** start **
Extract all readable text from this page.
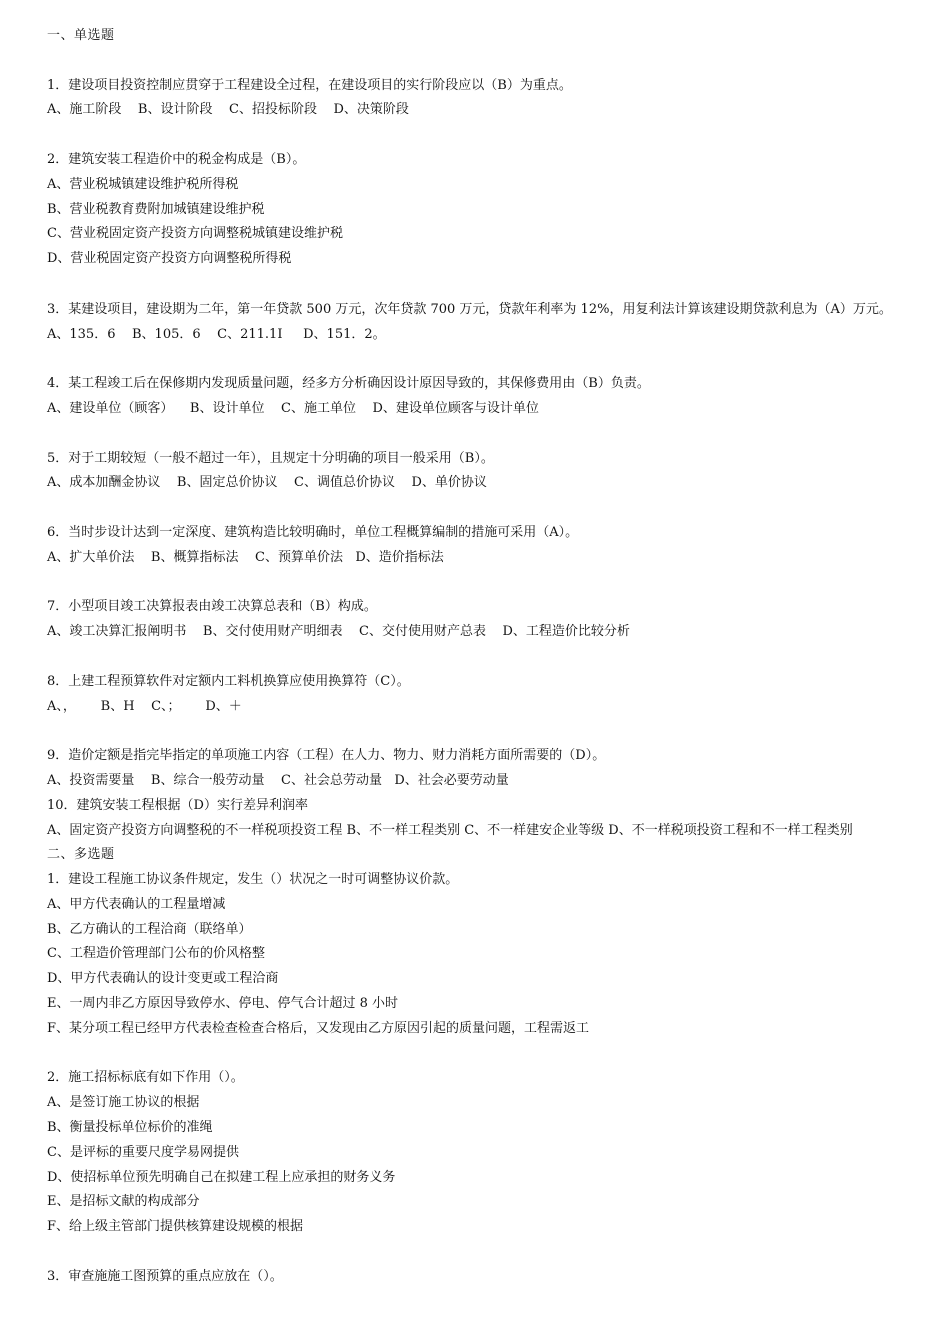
一、单选题
1．建设项目投资控制应贯穿于工程建设全过程，在建设项目的实行阶段应以（B）为重点。
A、施工阶段    B、设计阶段    C、招投标阶段    D、决策阶段
2．建筑安装工程造价中的税金构成是（B）。
A、营业税城镇建设维护税所得税
B、营业税教育费附加城镇建设维护税
C、营业税固定资产投资方向调整税城镇建设维护税
D、营业税固定资产投资方向调整税所得税
3．某建设项目，建设期为二年，第一年贷款 500 万元，次年贷款 700 万元，贷款年利率为 12%，用复利法计算该建设期贷款利息为（A）万元。
A、135．6    B、105．6    C、211.1I     D、151．2。
4．某工程竣工后在保修期内发现质量问题，经多方分析确因设计原因导致的，其保修费用由（B）负责。
A、建设单位（顾客）    B、设计单位    C、施工单位    D、建设单位顾客与设计单位
5．对于工期较短（一般不超过一年），且规定十分明确的项目一般采用（B）。
A、成本加酬金协议    B、固定总价协议    C、调值总价协议    D、单价协议
6．当时步设计达到一定深度、建筑构造比较明确时，单位工程概算编制的措施可采用（A）。
A、扩大单价法    B、概算指标法    C、预算单价法   D、造价指标法
7．小型项目竣工决算报表由竣工决算总表和（B）构成。
A、竣工决算汇报阐明书    B、交付使用财产明细表    C、交付使用财产总表    D、工程造价比较分析
8．上建工程预算软件对定额内工料机换算应使用换算符（C）。
A、，      B、H    C、；      D、＋
9．造价定额是指完毕指定的单项施工内容（工程）在人力、物力、财力消耗方面所需要的（D）。
A、投资需要量    B、综合一般劳动量    C、社会总劳动量   D、社会必要劳动量
10．建筑安装工程根据（D）实行差异利润率
A、固定资产投资方向调整税的不一样税项投资工程 B、不一样工程类别 C、不一样建安企业等级 D、不一样税项投资工程和不一样工程类别
二、多选题
1．建设工程施工协议条件规定，发生（）状况之一时可调整协议价款。
A、甲方代表确认的工程量增减
B、乙方确认的工程洽商（联络单）
C、工程造价管理部门公布的价风格整
D、甲方代表确认的设计变更或工程洽商
E、一周内非乙方原因导致停水、停电、停气合计超过 8 小时
F、某分项工程已经甲方代表检查检查合格后，又发现由乙方原因引起的质量问题，工程需返工
2．施工招标标底有如下作用（）。
A、是签订施工协议的根据
B、衡量投标单位标价的准绳
C、是评标的重要尺度学易网提供
D、使招标单位预先明确自己在拟建工程上应承担的财务义务
E、是招标文献的构成部分
F、给上级主管部门提供核算建设规模的根据
3．审查施施工图预算的重点应放在（）。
** end **
Write the records out again in full, exactly, and skip every picture.

= Solution below =
Extract all readable text from this page.
一、单选题
1．建设项目投资控制应贯穿于工程建设全过程，在建设项目的实行阶段应以（B）为重点。
A、施工阶段    B、设计阶段    C、招投标阶段    D、决策阶段
2．建筑安装工程造价中的税金构成是（B）。
A、营业税城镇建设维护税所得税
B、营业税教育费附加城镇建设维护税
C、营业税固定资产投资方向调整税城镇建设维护税
D、营业税固定资产投资方向调整税所得税
3．某建设项目，建设期为二年，第一年贷款 500 万元，次年贷款 700 万元，贷款年利率为 12%，用复利法计算该建设期贷款利息为（A）万元。
A、135．6    B、105．6    C、211.1I     D、151．2。
4．某工程竣工后在保修期内发现质量问题，经多方分析确因设计原因导致的，其保修费用由（B）负责。
A、建设单位（顾客）    B、设计单位    C、施工单位    D、建设单位顾客与设计单位
5．对于工期较短（一般不超过一年），且规定十分明确的项目一般采用（B）。
A、成本加酬金协议    B、固定总价协议    C、调值总价协议    D、单价协议
6．当时步设计达到一定深度、建筑构造比较明确时，单位工程概算编制的措施可采用（A）。
A、扩大单价法    B、概算指标法    C、预算单价法   D、造价指标法
7．小型项目竣工决算报表由竣工决算总表和（B）构成。
A、竣工决算汇报阐明书    B、交付使用财产明细表    C、交付使用财产总表    D、工程造价比较分析
8．上建工程预算软件对定额内工料机换算应使用换算符（C）。
A、，      B、H    C、；      D、＋
9．造价定额是指完毕指定的单项施工内容（工程）在人力、物力、财力消耗方面所需要的（D）。
A、投资需要量    B、综合一般劳动量    C、社会总劳动量   D、社会必要劳动量
10．建筑安装工程根据（D）实行差异利润率
A、固定资产投资方向调整税的不一样税项投资工程 B、不一样工程类别 C、不一样建安企业等级 D、不一样税项投资工程和不一样工程类别
二、多选题
1．建设工程施工协议条件规定，发生（）状况之一时可调整协议价款。
A、甲方代表确认的工程量增减
B、乙方确认的工程洽商（联络单）
C、工程造价管理部门公布的价风格整
D、甲方代表确认的设计变更或工程洽商
E、一周内非乙方原因导致停水、停电、停气合计超过 8 小时
F、某分项工程已经甲方代表检查检查合格后，又发现由乙方原因引起的质量问题，工程需返工
2．施工招标标底有如下作用（）。
A、是签订施工协议的根据
B、衡量投标单位标价的准绳
C、是评标的重要尺度学易网提供
D、使招标单位预先明确自己在拟建工程上应承担的财务义务
E、是招标文献的构成部分
F、给上级主管部门提供核算建设规模的根据
3．审查施施工图预算的重点应放在（）。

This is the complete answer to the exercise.